Start of Provided data

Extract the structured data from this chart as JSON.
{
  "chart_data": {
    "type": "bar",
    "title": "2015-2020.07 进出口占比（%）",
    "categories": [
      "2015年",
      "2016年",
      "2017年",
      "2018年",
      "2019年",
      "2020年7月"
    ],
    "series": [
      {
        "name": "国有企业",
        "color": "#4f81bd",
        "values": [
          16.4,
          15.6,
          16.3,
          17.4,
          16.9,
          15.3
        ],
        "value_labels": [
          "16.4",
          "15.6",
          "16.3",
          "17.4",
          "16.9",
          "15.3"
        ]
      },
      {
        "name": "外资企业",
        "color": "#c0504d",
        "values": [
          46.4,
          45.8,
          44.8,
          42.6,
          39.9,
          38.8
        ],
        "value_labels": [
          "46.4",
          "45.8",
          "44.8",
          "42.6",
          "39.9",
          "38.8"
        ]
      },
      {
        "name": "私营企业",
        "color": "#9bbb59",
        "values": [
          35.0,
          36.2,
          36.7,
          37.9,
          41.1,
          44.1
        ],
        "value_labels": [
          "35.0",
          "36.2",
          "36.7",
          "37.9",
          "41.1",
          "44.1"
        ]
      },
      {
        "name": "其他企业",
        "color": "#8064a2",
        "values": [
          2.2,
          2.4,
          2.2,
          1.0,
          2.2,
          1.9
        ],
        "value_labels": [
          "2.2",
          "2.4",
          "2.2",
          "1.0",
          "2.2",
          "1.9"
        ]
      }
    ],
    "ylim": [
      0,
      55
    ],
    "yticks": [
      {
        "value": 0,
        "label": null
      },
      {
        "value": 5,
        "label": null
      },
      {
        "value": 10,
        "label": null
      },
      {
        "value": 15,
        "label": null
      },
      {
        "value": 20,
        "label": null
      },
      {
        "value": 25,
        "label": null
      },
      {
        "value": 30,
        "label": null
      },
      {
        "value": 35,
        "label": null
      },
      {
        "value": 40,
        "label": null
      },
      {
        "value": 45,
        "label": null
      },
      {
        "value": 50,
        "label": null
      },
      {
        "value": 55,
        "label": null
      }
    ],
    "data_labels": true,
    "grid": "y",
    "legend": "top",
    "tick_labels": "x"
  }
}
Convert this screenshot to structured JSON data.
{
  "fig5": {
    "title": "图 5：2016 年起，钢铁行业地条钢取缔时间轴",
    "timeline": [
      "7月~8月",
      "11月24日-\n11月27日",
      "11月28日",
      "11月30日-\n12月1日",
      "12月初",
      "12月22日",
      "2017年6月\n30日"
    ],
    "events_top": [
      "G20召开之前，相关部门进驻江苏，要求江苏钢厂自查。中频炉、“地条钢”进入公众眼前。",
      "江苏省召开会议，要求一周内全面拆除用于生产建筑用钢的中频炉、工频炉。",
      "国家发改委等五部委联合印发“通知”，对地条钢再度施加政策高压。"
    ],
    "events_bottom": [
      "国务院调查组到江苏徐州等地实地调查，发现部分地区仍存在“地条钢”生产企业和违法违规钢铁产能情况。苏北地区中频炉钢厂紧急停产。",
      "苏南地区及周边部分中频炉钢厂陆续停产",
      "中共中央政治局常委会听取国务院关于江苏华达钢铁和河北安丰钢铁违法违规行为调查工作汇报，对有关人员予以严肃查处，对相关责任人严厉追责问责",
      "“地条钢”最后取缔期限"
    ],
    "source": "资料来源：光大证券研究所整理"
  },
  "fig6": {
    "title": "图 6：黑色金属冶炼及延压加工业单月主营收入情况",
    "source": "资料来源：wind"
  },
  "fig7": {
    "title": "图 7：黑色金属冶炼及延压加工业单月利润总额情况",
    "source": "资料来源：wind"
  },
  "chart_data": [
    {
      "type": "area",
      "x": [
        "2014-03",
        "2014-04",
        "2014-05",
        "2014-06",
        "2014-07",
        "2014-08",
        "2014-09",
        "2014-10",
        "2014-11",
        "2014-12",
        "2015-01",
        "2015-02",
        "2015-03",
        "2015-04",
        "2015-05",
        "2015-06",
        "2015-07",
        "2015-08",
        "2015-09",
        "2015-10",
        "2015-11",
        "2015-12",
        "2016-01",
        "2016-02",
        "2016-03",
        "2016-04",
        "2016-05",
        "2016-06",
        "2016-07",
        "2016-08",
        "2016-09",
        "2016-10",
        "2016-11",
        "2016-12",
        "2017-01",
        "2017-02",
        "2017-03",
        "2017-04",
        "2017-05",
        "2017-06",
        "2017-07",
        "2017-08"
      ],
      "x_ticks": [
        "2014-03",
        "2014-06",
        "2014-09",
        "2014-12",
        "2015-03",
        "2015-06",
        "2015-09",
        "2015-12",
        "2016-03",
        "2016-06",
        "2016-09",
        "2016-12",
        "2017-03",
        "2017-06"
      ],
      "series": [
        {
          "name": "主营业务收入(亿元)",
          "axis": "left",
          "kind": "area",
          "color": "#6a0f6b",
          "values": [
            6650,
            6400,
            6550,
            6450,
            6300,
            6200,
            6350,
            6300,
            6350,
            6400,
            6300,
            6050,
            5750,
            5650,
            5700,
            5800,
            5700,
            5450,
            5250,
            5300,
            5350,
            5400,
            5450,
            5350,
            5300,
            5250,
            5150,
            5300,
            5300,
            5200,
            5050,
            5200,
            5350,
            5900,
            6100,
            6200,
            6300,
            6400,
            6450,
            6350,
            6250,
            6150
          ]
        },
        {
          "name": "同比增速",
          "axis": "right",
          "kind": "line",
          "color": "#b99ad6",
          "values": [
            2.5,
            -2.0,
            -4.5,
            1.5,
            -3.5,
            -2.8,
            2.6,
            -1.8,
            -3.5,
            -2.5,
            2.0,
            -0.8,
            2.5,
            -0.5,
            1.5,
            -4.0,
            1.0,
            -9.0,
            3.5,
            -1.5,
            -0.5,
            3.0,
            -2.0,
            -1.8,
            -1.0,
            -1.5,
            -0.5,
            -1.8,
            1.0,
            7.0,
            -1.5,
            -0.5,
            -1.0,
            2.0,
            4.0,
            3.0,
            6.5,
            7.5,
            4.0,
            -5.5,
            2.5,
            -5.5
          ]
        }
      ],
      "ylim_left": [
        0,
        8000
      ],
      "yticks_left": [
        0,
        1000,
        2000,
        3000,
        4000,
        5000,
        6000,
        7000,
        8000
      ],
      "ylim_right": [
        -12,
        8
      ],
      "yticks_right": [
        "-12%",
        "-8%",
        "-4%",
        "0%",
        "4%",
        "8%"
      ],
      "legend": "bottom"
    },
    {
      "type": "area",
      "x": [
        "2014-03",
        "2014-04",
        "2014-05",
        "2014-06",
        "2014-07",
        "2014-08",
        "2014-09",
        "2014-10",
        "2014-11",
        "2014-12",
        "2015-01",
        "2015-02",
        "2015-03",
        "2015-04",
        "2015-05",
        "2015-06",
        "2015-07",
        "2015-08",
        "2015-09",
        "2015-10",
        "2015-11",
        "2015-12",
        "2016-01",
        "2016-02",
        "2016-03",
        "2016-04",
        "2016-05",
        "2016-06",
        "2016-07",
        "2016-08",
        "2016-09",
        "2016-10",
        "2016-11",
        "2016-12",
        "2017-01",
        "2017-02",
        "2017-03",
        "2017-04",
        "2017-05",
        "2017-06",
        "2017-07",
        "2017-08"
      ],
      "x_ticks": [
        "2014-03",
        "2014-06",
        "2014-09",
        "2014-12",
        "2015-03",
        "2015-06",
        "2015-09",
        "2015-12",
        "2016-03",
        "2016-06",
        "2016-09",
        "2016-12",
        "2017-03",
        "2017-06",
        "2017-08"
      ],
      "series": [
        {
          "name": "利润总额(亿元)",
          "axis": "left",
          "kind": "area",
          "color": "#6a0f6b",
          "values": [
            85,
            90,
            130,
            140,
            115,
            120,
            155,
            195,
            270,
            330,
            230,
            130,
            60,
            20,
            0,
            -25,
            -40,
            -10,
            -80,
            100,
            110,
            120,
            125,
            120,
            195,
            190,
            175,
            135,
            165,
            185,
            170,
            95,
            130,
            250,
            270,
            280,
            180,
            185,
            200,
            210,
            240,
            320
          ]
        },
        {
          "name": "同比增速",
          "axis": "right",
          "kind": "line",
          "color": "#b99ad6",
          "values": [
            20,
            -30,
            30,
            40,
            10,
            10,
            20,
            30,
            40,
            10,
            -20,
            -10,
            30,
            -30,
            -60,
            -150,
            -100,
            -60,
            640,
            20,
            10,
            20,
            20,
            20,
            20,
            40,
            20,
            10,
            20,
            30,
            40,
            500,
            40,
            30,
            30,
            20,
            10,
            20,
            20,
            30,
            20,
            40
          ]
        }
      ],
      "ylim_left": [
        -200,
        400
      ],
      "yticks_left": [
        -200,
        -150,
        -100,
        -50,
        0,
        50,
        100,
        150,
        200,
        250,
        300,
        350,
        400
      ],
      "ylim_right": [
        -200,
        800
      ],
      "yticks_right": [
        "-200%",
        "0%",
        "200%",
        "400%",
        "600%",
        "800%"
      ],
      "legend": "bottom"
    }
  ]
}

End of Provided data

Task instructions =
Looking at the records above, work out how many lines include the string "title". Give the number and nothing else.

Task solution =
4